Start of Dataset

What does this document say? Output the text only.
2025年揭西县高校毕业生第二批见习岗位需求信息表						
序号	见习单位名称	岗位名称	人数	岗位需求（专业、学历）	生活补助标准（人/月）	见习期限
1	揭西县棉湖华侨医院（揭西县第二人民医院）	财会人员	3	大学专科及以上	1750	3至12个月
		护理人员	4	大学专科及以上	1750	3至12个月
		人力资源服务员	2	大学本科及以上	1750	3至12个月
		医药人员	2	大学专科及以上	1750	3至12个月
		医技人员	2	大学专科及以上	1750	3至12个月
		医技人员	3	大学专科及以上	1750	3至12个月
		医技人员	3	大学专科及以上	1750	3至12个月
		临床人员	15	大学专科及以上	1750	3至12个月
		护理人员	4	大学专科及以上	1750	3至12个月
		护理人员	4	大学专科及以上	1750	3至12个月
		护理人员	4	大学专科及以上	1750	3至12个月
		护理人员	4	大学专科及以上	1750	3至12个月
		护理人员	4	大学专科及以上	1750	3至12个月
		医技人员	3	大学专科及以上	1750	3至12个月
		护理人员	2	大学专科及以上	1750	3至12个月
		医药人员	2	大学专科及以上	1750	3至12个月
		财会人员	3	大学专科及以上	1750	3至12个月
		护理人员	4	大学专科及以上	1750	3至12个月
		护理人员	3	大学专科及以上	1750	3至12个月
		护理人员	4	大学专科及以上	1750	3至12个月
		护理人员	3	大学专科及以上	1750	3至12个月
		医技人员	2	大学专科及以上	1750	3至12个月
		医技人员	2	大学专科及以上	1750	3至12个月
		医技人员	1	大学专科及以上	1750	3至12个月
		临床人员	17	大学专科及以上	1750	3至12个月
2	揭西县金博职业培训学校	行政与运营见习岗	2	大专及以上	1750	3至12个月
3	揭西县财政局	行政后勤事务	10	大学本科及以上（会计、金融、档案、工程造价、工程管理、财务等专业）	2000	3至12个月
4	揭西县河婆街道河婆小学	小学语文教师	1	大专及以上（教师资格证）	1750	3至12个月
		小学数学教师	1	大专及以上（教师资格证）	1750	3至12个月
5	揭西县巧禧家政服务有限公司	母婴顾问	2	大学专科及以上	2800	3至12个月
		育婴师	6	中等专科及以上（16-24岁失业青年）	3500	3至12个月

End of Dataset

**Goal of the exercise**
Pick out every line of the listing containing the word "教师资格证", and show those lines.

**Solution for this exercise**
4	揭西县河婆街道河婆小学	小学语文教师	1	大专及以上（教师资格证）	1750	3至12个月
		小学数学教师	1	大专及以上（教师资格证）	1750	3至12个月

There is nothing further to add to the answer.